● WHAT TO DO
Every entry below must appear again, exactly as written.
___
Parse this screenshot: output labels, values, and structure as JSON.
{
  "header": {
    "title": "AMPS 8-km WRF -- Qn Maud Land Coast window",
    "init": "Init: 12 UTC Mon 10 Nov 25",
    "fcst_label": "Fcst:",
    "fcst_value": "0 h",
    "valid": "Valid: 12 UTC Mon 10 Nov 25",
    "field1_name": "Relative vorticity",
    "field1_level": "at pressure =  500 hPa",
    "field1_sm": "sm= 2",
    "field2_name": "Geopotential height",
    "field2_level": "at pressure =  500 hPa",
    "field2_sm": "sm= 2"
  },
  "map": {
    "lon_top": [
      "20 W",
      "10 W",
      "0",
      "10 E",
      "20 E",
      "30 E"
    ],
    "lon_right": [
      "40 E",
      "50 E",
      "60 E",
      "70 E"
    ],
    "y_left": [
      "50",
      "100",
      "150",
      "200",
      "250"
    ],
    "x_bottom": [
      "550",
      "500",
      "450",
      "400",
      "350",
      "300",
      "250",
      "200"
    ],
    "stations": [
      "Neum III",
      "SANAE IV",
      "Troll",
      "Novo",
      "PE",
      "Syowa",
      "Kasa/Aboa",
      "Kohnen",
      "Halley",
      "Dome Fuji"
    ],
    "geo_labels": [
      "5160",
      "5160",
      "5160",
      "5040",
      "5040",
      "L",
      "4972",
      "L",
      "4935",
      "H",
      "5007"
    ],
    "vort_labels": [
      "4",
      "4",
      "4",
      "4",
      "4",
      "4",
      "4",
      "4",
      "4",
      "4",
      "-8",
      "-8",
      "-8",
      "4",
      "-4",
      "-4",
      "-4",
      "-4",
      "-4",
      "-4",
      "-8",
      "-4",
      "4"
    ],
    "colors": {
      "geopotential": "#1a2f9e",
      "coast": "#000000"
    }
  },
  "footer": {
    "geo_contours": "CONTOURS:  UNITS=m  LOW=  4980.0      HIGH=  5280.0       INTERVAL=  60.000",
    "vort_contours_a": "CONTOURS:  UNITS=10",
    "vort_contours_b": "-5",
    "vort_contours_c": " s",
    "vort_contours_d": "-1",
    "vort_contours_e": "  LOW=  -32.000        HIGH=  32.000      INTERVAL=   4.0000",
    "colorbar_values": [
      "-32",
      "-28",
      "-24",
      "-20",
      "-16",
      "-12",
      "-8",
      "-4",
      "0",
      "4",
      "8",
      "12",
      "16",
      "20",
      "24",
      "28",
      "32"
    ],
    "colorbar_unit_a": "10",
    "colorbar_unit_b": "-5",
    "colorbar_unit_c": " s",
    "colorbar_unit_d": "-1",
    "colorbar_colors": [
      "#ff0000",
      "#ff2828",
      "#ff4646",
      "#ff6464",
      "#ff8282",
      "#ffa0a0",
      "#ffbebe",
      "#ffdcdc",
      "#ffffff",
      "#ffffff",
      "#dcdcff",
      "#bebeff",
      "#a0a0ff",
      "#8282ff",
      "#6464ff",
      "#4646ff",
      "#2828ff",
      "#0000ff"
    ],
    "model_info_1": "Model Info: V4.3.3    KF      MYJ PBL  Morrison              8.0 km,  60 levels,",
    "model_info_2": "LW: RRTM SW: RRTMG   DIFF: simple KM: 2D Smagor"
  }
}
___
● SOLUTION FOR THIS EXERCISE
Parse this screenshot: output labels, values, and structure as JSON.
{
  "header": {
    "title": "AMPS 8-km WRF -- Qn Maud Land Coast window",
    "init": "Init: 12 UTC Mon 10 Nov 25",
    "fcst_label": "Fcst:",
    "fcst_value": "0 h",
    "valid": "Valid: 12 UTC Mon 10 Nov 25",
    "field1_name": "Relative vorticity",
    "field1_level": "at pressure =  500 hPa",
    "field1_sm": "sm= 2",
    "field2_name": "Geopotential height",
    "field2_level": "at pressure =  500 hPa",
    "field2_sm": "sm= 2"
  },
  "map": {
    "lon_top": [
      "20 W",
      "10 W",
      "0",
      "10 E",
      "20 E",
      "30 E"
    ],
    "lon_right": [
      "40 E",
      "50 E",
      "60 E",
      "70 E"
    ],
    "y_left": [
      "50",
      "100",
      "150",
      "200",
      "250"
    ],
    "x_bottom": [
      "550",
      "500",
      "450",
      "400",
      "350",
      "300",
      "250",
      "200"
    ],
    "stations": [
      "Neum III",
      "SANAE IV",
      "Troll",
      "Novo",
      "PE",
      "Syowa",
      "Kasa/Aboa",
      "Kohnen",
      "Halley",
      "Dome Fuji"
    ],
    "geo_labels": [
      "5160",
      "5160",
      "5160",
      "5040",
      "5040",
      "L",
      "4972",
      "L",
      "4935",
      "H",
      "5007"
    ],
    "vort_labels": [
      "4",
      "4",
      "4",
      "4",
      "4",
      "4",
      "4",
      "4",
      "4",
      "4",
      "-8",
      "-8",
      "-8",
      "4",
      "-4",
      "-4",
      "-4",
      "-4",
      "-4",
      "-4",
      "-8",
      "-4",
      "4"
    ],
    "colors": {
      "geopotential": "#1a2f9e",
      "coast": "#000000"
    }
  },
  "footer": {
    "geo_contours": "CONTOURS:  UNITS=m  LOW=  4980.0      HIGH=  5280.0       INTERVAL=  60.000",
    "vort_contours_a": "CONTOURS:  UNITS=10",
    "vort_contours_b": "-5",
    "vort_contours_c": " s",
    "vort_contours_d": "-1",
    "vort_contours_e": "  LOW=  -32.000        HIGH=  32.000      INTERVAL=   4.0000",
    "colorbar_values": [
      "-32",
      "-28",
      "-24",
      "-20",
      "-16",
      "-12",
      "-8",
      "-4",
      "0",
      "4",
      "8",
      "12",
      "16",
      "20",
      "24",
      "28",
      "32"
    ],
    "colorbar_unit_a": "10",
    "colorbar_unit_b": "-5",
    "colorbar_unit_c": " s",
    "colorbar_unit_d": "-1",
    "colorbar_colors": [
      "#ff0000",
      "#ff2828",
      "#ff4646",
      "#ff6464",
      "#ff8282",
      "#ffa0a0",
      "#ffbebe",
      "#ffdcdc",
      "#ffffff",
      "#ffffff",
      "#dcdcff",
      "#bebeff",
      "#a0a0ff",
      "#8282ff",
      "#6464ff",
      "#4646ff",
      "#2828ff",
      "#0000ff"
    ],
    "model_info_1": "Model Info: V4.3.3    KF      MYJ PBL  Morrison              8.0 km,  60 levels,",
    "model_info_2": "LW: RRTM SW: RRTMG   DIFF: simple KM: 2D Smagor"
  }
}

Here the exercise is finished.